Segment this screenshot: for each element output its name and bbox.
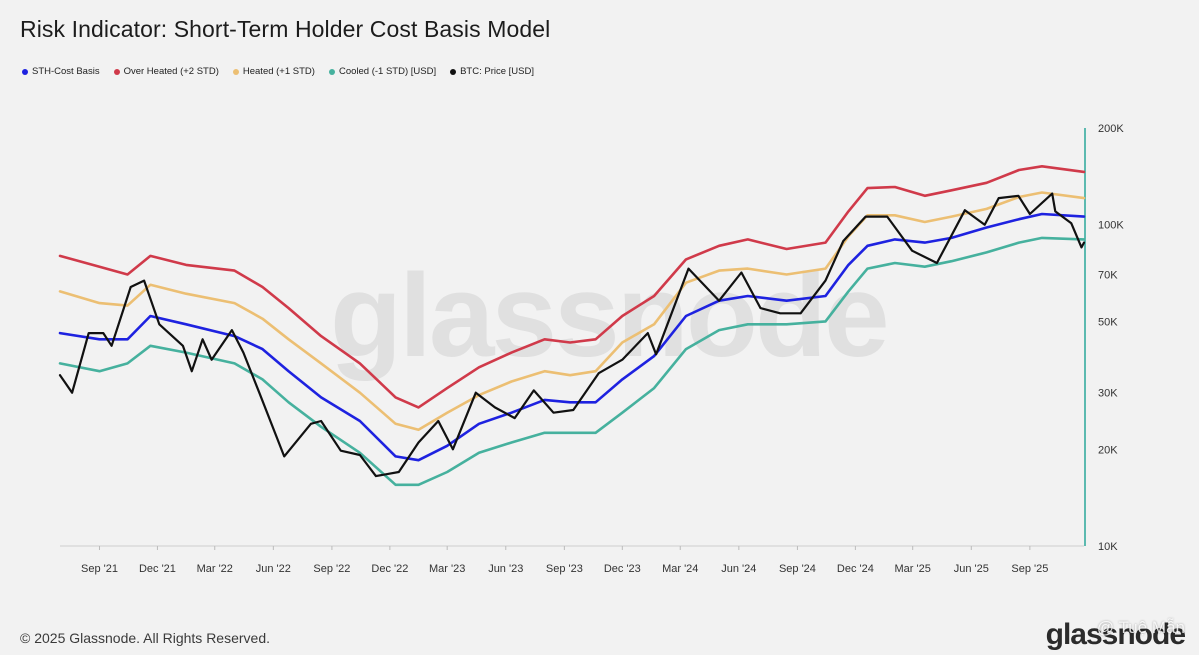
legend-item-heated[interactable]: Heated (+1 STD): [232, 66, 315, 77]
y-tick-label: 200K: [1098, 123, 1124, 135]
x-tick-label: Jun '25: [954, 563, 989, 575]
series-line-sth-cost-basis: [58, 212, 1086, 462]
x-tick-label: Sep '22: [313, 563, 350, 575]
x-tick-label: Dec '22: [371, 563, 408, 575]
legend-item-over-heated[interactable]: Over Heated (+2 STD): [113, 66, 219, 77]
legend-label-btc-price: BTC: Price [USD]: [460, 66, 534, 77]
y-tick-label: 100K: [1098, 220, 1124, 232]
y-tick-label: 50K: [1098, 316, 1118, 328]
x-tick-label: Dec '23: [604, 563, 641, 575]
legend-label-heated: Heated (+1 STD): [242, 66, 315, 77]
x-tick-label: Jun '23: [488, 563, 523, 575]
y-tick-label: 10K: [1098, 541, 1118, 553]
chart-title: Risk Indicator: Short-Term Holder Cost B…: [20, 16, 551, 42]
legend: STH-Cost Basis Over Heated (+2 STD) Heat…: [22, 66, 534, 77]
x-tick-label: Sep '21: [81, 563, 118, 575]
brand-logo-text: glassnode: [1045, 618, 1186, 651]
y-tick-label: 70K: [1098, 269, 1118, 281]
x-tick-label: Mar '23: [429, 563, 465, 575]
y-tick-label: 20K: [1098, 444, 1118, 456]
series-line-heated-1-std: [58, 191, 1086, 432]
series-line-cooled-1-std-usd: [58, 236, 1086, 487]
x-tick-label: Sep '24: [779, 563, 816, 575]
x-tick-label: Mar '22: [197, 563, 233, 575]
x-tick-label: Dec '21: [139, 563, 176, 575]
legend-dot-heated: [232, 68, 239, 75]
x-tick-label: Mar '25: [895, 563, 931, 575]
legend-dot-over-heated: [113, 68, 120, 75]
y-tick-label: 30K: [1098, 388, 1118, 400]
legend-label-sth-cost-basis: STH-Cost Basis: [32, 66, 100, 77]
series-line-over-heated-2-std: [58, 165, 1086, 409]
x-tick-label: Sep '23: [546, 563, 583, 575]
x-tick-label: Jun '22: [256, 563, 291, 575]
legend-dot-cooled: [328, 68, 335, 75]
legend-dot-sth-cost-basis: [22, 68, 28, 75]
x-tick-label: Sep '25: [1011, 563, 1048, 575]
legend-label-cooled: Cooled (-1 STD) [USD]: [338, 66, 437, 77]
legend-label-over-heated: Over Heated (+2 STD): [123, 66, 219, 77]
legend-item-sth-cost-basis[interactable]: STH-Cost Basis: [22, 66, 100, 77]
x-tick-label: Jun '24: [721, 563, 756, 575]
x-tick-label: Mar '24: [662, 563, 698, 575]
legend-item-cooled[interactable]: Cooled (-1 STD) [USD]: [328, 66, 437, 77]
x-tick-label: Dec '24: [837, 563, 874, 575]
legend-item-btc-price[interactable]: BTC: Price [USD]: [450, 66, 534, 77]
copyright-text: © 2025 Glassnode. All Rights Reserved.: [20, 630, 271, 646]
credit-watermark: @ Tuệ Mẫn: [1096, 618, 1185, 637]
series-line-btc-price-usd: [58, 192, 1086, 478]
legend-dot-btc-price: [450, 68, 457, 75]
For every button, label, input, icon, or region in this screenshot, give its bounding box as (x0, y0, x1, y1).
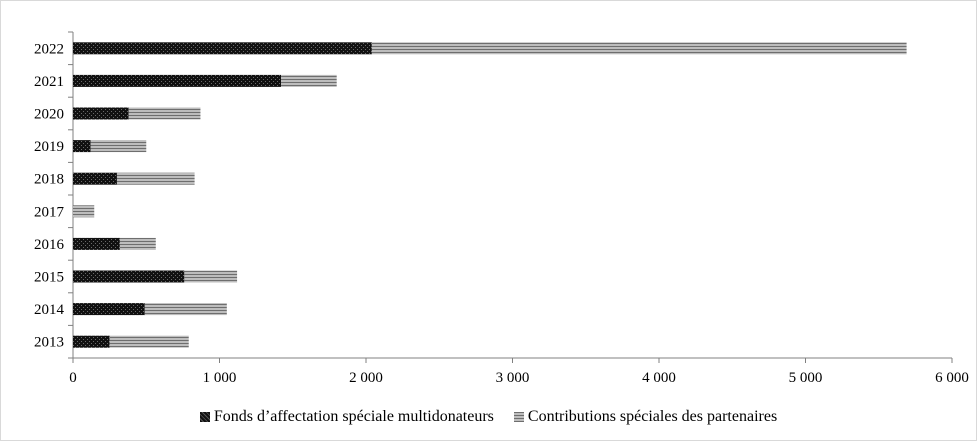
bar-fonds-2022 (73, 42, 372, 55)
x-tick-label: 4 000 (642, 370, 676, 386)
bar-fonds-2020 (73, 107, 129, 120)
bar-fonds-2014 (73, 303, 145, 316)
plot-area: 2013 2014 2015 2016 2017 2018 2019 2020 2021 2022… (34, 31, 969, 386)
x-tick-label: 3 000 (496, 370, 530, 386)
bar-contributions-2020 (128, 107, 201, 120)
legend-label-series-2: Contributions spéciales des partenaires (527, 408, 778, 425)
x-tick-label: 0 (69, 370, 77, 386)
bar-fonds-2021 (73, 74, 282, 87)
legend-label-series-1: Fonds d’affectation spéciale multidonate… (213, 408, 494, 425)
bar-contributions-2022 (371, 42, 907, 55)
x-tick-label: 6 000 (935, 370, 969, 386)
bar-contributions-2015 (184, 270, 238, 283)
bar-contributions-2021 (281, 74, 337, 87)
bar-contributions-2018 (116, 172, 195, 185)
y-tick-label: 2019 (34, 139, 64, 155)
y-tick-label: 2016 (34, 237, 65, 253)
y-tick-label: 2014 (34, 302, 65, 318)
y-tick-label: 2020 (34, 107, 64, 123)
bar-fonds-2015 (73, 270, 185, 283)
y-tick-label: 2013 (34, 335, 64, 351)
bar-fonds-2019 (73, 140, 91, 153)
bar-fonds-2018 (73, 172, 117, 185)
legend-item-series-2: Contributions spéciales des partenaires (513, 408, 778, 426)
x-tick-label: 1 000 (203, 370, 237, 386)
bar-fonds-2016 (73, 237, 120, 250)
bar-contributions-2016 (119, 237, 156, 250)
y-tick-label: 2021 (34, 74, 64, 90)
bar-contributions-2014 (144, 303, 227, 316)
legend-item-series-1: Fonds d’affectation spéciale multidonate… (199, 408, 494, 426)
legend: Fonds d’affectation spéciale multidonate… (0, 408, 977, 427)
legend-swatch-series-1 (199, 412, 210, 422)
y-tick-label: 2018 (34, 172, 64, 188)
bar-contributions-2019 (90, 140, 147, 153)
x-tick-label: 5 000 (789, 370, 823, 386)
bar-contributions-2013 (109, 335, 189, 348)
bar-fonds-2013 (73, 335, 110, 348)
y-tick-label: 2015 (34, 270, 64, 286)
bar-contributions-2017 (73, 205, 95, 218)
legend-swatch-series-2 (513, 412, 524, 422)
x-tick-label: 2 000 (349, 370, 383, 386)
y-tick-label: 2017 (34, 204, 65, 220)
y-tick-label: 2022 (34, 41, 64, 57)
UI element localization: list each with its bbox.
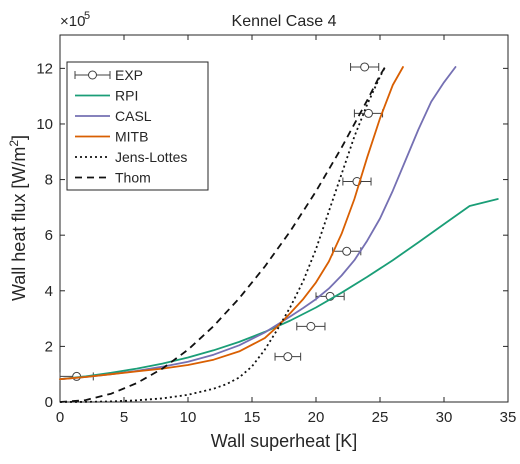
= = = =
Schreiben Sie sämtliche obigen Zeilen zeichengetreu ab. Lassen Sie die Bildverweise dabei aus.

> **Lösung**
Segment this screenshot: for each element output its name and bbox.
legend-item-heated[interactable]: Heated (+1 STD): [232, 66, 315, 77]
y-tick-label: 200K: [1098, 123, 1124, 135]
x-tick-label: Jun '25: [954, 563, 989, 575]
series-line-sth-cost-basis: [58, 212, 1086, 462]
x-tick-label: Sep '22: [313, 563, 350, 575]
x-tick-label: Dec '22: [371, 563, 408, 575]
legend-item-over-heated[interactable]: Over Heated (+2 STD): [113, 66, 219, 77]
legend-label-btc-price: BTC: Price [USD]: [460, 66, 534, 77]
y-tick-label: 100K: [1098, 220, 1124, 232]
y-tick-label: 50K: [1098, 316, 1118, 328]
x-tick-label: Dec '23: [604, 563, 641, 575]
legend-label-heated: Heated (+1 STD): [242, 66, 315, 77]
x-tick-label: Jun '23: [488, 563, 523, 575]
y-tick-label: 10K: [1098, 541, 1118, 553]
chart-title: Risk Indicator: Short-Term Holder Cost B…: [20, 16, 551, 42]
legend: STH-Cost Basis Over Heated (+2 STD) Heat…: [22, 66, 534, 77]
x-tick-label: Sep '21: [81, 563, 118, 575]
brand-logo-text: glassnode: [1045, 618, 1186, 651]
y-tick-label: 70K: [1098, 269, 1118, 281]
x-tick-label: Mar '23: [429, 563, 465, 575]
y-tick-label: 20K: [1098, 444, 1118, 456]
series-line-heated-1-std: [58, 191, 1086, 432]
series-line-cooled-1-std-usd: [58, 236, 1086, 487]
x-tick-label: Sep '24: [779, 563, 816, 575]
x-tick-label: Mar '22: [197, 563, 233, 575]
x-tick-label: Dec '21: [139, 563, 176, 575]
legend-dot-heated: [232, 68, 239, 75]
x-tick-label: Mar '25: [895, 563, 931, 575]
legend-dot-over-heated: [113, 68, 120, 75]
y-tick-label: 30K: [1098, 388, 1118, 400]
legend-label-sth-cost-basis: STH-Cost Basis: [32, 66, 100, 77]
series-line-over-heated-2-std: [58, 165, 1086, 409]
x-tick-label: Sep '23: [546, 563, 583, 575]
x-tick-label: Jun '22: [256, 563, 291, 575]
legend-dot-cooled: [328, 68, 335, 75]
legend-dot-sth-cost-basis: [22, 68, 28, 75]
x-tick-label: Sep '25: [1011, 563, 1048, 575]
legend-label-cooled: Cooled (-1 STD) [USD]: [338, 66, 437, 77]
legend-label-over-heated: Over Heated (+2 STD): [123, 66, 219, 77]
legend-item-sth-cost-basis[interactable]: STH-Cost Basis: [22, 66, 100, 77]
x-tick-label: Jun '24: [721, 563, 756, 575]
x-tick-label: Mar '24: [662, 563, 698, 575]
legend-item-cooled[interactable]: Cooled (-1 STD) [USD]: [328, 66, 437, 77]
x-tick-label: Dec '24: [837, 563, 874, 575]
legend-item-btc-price[interactable]: BTC: Price [USD]: [450, 66, 534, 77]
copyright-text: © 2025 Glassnode. All Rights Reserved.: [20, 630, 271, 646]
credit-watermark: @ Tuệ Mẫn: [1096, 618, 1185, 637]
series-line-btc-price-usd: [58, 192, 1086, 478]
legend-dot-btc-price: [450, 68, 457, 75]
For every button, label, input, icon, or region in this screenshot, give its bounding box as (x0, y0, x1, y1).
bar-fonds-2022 (73, 42, 372, 55)
x-tick-label: 4 000 (642, 370, 676, 386)
bar-fonds-2020 (73, 107, 129, 120)
bar-fonds-2014 (73, 303, 145, 316)
plot-area: 2013 2014 2015 2016 2017 2018 2019 2020 2021 2022… (34, 31, 969, 386)
x-tick-label: 3 000 (496, 370, 530, 386)
bar-contributions-2020 (128, 107, 201, 120)
legend-label-series-2: Contributions spéciales des partenaires (527, 408, 778, 425)
x-tick-label: 0 (69, 370, 77, 386)
bar-fonds-2021 (73, 74, 282, 87)
legend-label-series-1: Fonds d’affectation spéciale multidonate… (213, 408, 494, 425)
bar-contributions-2022 (371, 42, 907, 55)
x-tick-label: 6 000 (935, 370, 969, 386)
bar-contributions-2015 (184, 270, 238, 283)
bar-contributions-2021 (281, 74, 337, 87)
bar-contributions-2018 (116, 172, 195, 185)
y-tick-label: 2019 (34, 139, 64, 155)
y-tick-label: 2016 (34, 237, 65, 253)
y-tick-label: 2014 (34, 302, 65, 318)
y-tick-label: 2020 (34, 107, 64, 123)
bar-fonds-2015 (73, 270, 185, 283)
y-tick-label: 2013 (34, 335, 64, 351)
bar-fonds-2019 (73, 140, 91, 153)
bar-fonds-2018 (73, 172, 117, 185)
legend-item-series-2: Contributions spéciales des partenaires (513, 408, 778, 426)
x-tick-label: 1 000 (203, 370, 237, 386)
bar-fonds-2016 (73, 237, 120, 250)
bar-contributions-2016 (119, 237, 156, 250)
y-tick-label: 2021 (34, 74, 64, 90)
bar-contributions-2014 (144, 303, 227, 316)
legend-item-series-1: Fonds d’affectation spéciale multidonate… (199, 408, 494, 426)
legend: Fonds d’affectation spéciale multidonate… (0, 408, 977, 427)
legend-swatch-series-1 (199, 412, 210, 422)
y-tick-label: 2018 (34, 172, 64, 188)
bar-contributions-2019 (90, 140, 147, 153)
x-tick-label: 5 000 (789, 370, 823, 386)
bar-contributions-2013 (109, 335, 189, 348)
bar-fonds-2013 (73, 335, 110, 348)
y-tick-label: 2015 (34, 270, 64, 286)
bar-contributions-2017 (73, 205, 95, 218)
legend-swatch-series-2 (513, 412, 524, 422)
x-tick-label: 2 000 (349, 370, 383, 386)
y-tick-label: 2017 (34, 204, 65, 220)
y-tick-label: 2022 (34, 41, 64, 57)
UI element localization: list each with its bbox.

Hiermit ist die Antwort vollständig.